:: Problem statement ::
All entries below need to be written out exactly, but without their pictures.

:: Given records ::
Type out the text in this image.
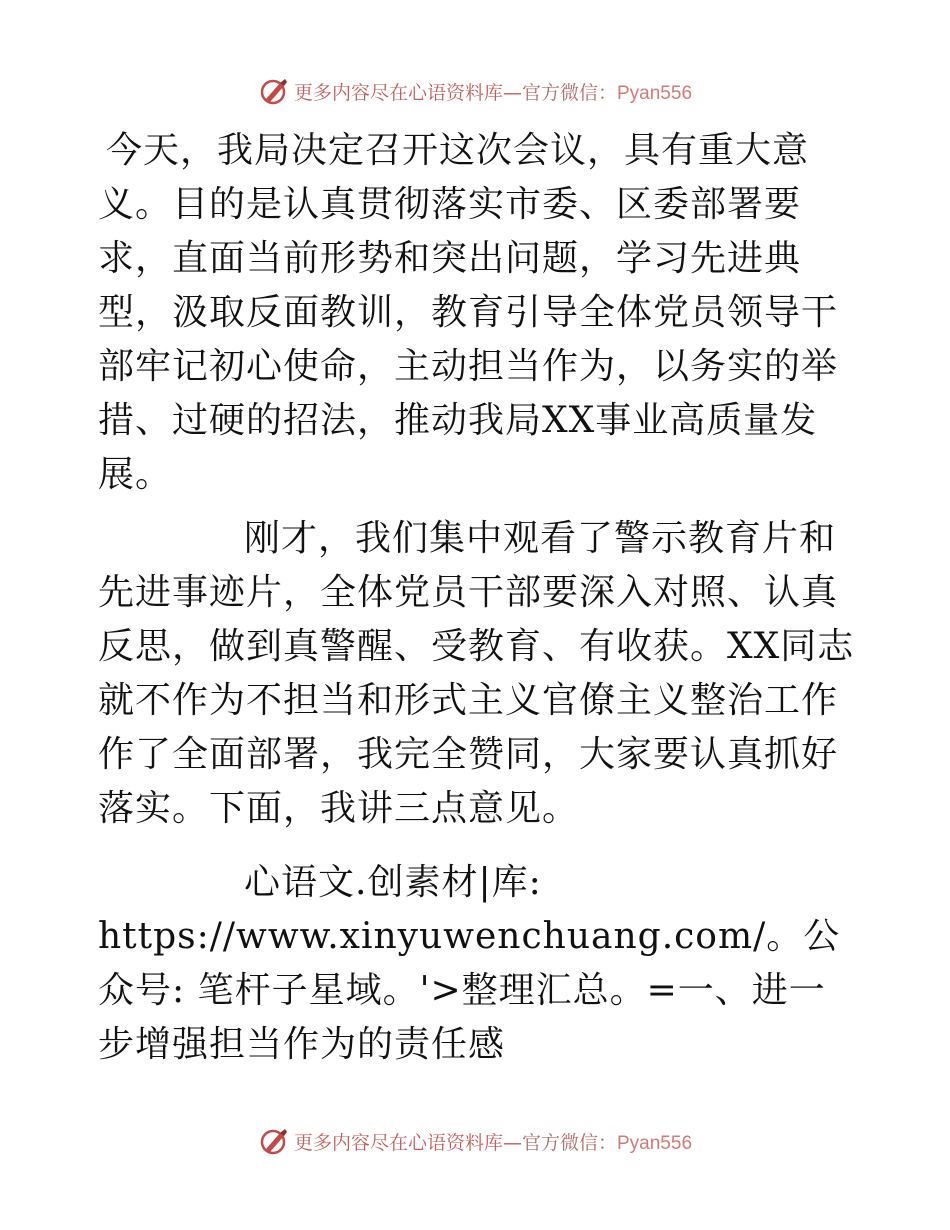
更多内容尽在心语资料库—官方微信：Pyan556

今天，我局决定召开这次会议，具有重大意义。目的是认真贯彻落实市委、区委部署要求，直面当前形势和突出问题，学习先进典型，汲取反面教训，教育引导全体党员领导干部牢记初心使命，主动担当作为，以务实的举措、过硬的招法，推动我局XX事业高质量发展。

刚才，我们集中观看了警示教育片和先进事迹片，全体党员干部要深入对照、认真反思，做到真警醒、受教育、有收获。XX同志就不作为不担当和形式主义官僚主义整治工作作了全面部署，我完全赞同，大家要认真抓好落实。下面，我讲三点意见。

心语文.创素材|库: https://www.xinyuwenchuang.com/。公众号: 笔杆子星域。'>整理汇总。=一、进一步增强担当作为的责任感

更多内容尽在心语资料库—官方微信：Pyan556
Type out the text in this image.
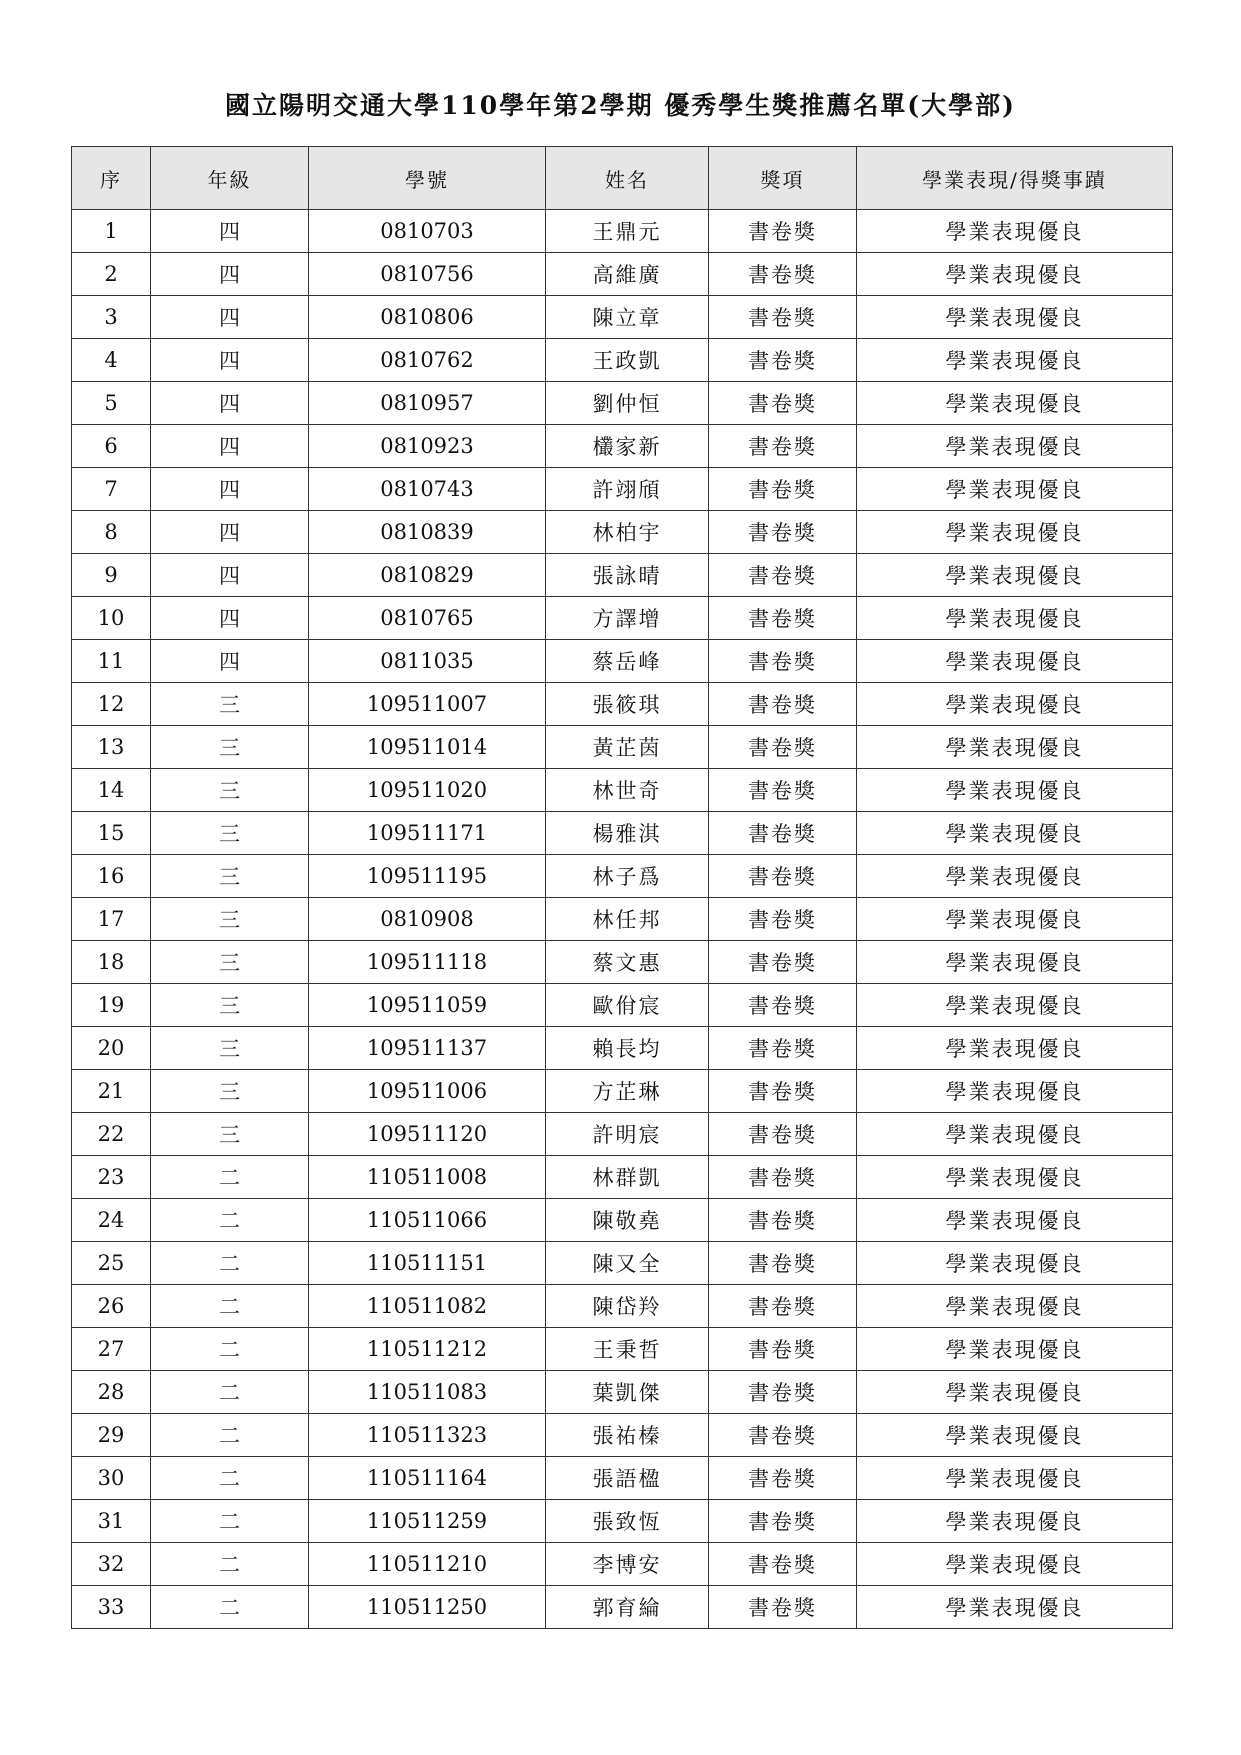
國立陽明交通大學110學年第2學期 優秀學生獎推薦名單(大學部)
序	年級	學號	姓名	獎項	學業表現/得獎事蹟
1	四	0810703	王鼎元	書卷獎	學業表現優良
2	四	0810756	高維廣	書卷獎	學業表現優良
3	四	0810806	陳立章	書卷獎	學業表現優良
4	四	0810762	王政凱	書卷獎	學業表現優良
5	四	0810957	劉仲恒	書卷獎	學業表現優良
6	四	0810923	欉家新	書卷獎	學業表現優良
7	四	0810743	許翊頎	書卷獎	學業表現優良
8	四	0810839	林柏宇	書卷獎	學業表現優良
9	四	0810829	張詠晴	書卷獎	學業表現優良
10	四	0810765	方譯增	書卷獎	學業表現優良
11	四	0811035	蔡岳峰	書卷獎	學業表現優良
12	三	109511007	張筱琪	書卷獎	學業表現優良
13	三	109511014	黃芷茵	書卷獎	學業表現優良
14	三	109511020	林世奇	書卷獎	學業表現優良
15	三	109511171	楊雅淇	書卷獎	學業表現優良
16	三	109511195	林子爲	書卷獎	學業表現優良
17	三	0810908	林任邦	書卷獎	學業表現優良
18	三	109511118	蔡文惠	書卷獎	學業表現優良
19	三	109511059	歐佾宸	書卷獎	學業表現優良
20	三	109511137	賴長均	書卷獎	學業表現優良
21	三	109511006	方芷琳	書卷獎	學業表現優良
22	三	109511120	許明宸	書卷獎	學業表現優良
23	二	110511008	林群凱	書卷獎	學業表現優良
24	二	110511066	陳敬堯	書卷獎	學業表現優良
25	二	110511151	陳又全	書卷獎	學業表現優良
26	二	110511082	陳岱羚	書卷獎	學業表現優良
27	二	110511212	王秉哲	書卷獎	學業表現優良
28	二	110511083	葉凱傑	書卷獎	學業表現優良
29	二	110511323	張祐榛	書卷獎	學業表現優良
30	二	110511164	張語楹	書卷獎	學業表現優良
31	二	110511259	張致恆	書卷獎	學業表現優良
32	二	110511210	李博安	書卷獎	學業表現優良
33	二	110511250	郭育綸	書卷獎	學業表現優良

:: Solved exercise ::
Type out the text in this image.
更多内容尽在心语资料库—官方微信：Pyan556

今天，我局决定召开这次会议，具有重大意义。目的是认真贯彻落实市委、区委部署要求，直面当前形势和突出问题，学习先进典型，汲取反面教训，教育引导全体党员领导干部牢记初心使命，主动担当作为，以务实的举措、过硬的招法，推动我局XX事业高质量发展。

刚才，我们集中观看了警示教育片和先进事迹片，全体党员干部要深入对照、认真反思，做到真警醒、受教育、有收获。XX同志就不作为不担当和形式主义官僚主义整治工作作了全面部署，我完全赞同，大家要认真抓好落实。下面，我讲三点意见。

心语文.创素材|库: https://www.xinyuwenchuang.com/。公众号: 笔杆子星域。'>整理汇总。=一、进一步增强担当作为的责任感

更多内容尽在心语资料库—官方微信：Pyan556
Type out the text in this image.
國立陽明交通大學110學年第2學期 優秀學生獎推薦名單(大學部)
序	年級	學號	姓名	獎項	學業表現/得獎事蹟
1	四	0810703	王鼎元	書卷獎	學業表現優良
2	四	0810756	高維廣	書卷獎	學業表現優良
3	四	0810806	陳立章	書卷獎	學業表現優良
4	四	0810762	王政凱	書卷獎	學業表現優良
5	四	0810957	劉仲恒	書卷獎	學業表現優良
6	四	0810923	欉家新	書卷獎	學業表現優良
7	四	0810743	許翊頎	書卷獎	學業表現優良
8	四	0810839	林柏宇	書卷獎	學業表現優良
9	四	0810829	張詠晴	書卷獎	學業表現優良
10	四	0810765	方譯增	書卷獎	學業表現優良
11	四	0811035	蔡岳峰	書卷獎	學業表現優良
12	三	109511007	張筱琪	書卷獎	學業表現優良
13	三	109511014	黃芷茵	書卷獎	學業表現優良
14	三	109511020	林世奇	書卷獎	學業表現優良
15	三	109511171	楊雅淇	書卷獎	學業表現優良
16	三	109511195	林子爲	書卷獎	學業表現優良
17	三	0810908	林任邦	書卷獎	學業表現優良
18	三	109511118	蔡文惠	書卷獎	學業表現優良
19	三	109511059	歐佾宸	書卷獎	學業表現優良
20	三	109511137	賴長均	書卷獎	學業表現優良
21	三	109511006	方芷琳	書卷獎	學業表現優良
22	三	109511120	許明宸	書卷獎	學業表現優良
23	二	110511008	林群凱	書卷獎	學業表現優良
24	二	110511066	陳敬堯	書卷獎	學業表現優良
25	二	110511151	陳又全	書卷獎	學業表現優良
26	二	110511082	陳岱羚	書卷獎	學業表現優良
27	二	110511212	王秉哲	書卷獎	學業表現優良
28	二	110511083	葉凱傑	書卷獎	學業表現優良
29	二	110511323	張祐榛	書卷獎	學業表現優良
30	二	110511164	張語楹	書卷獎	學業表現優良
31	二	110511259	張致恆	書卷獎	學業表現優良
32	二	110511210	李博安	書卷獎	學業表現優良
33	二	110511250	郭育綸	書卷獎	學業表現優良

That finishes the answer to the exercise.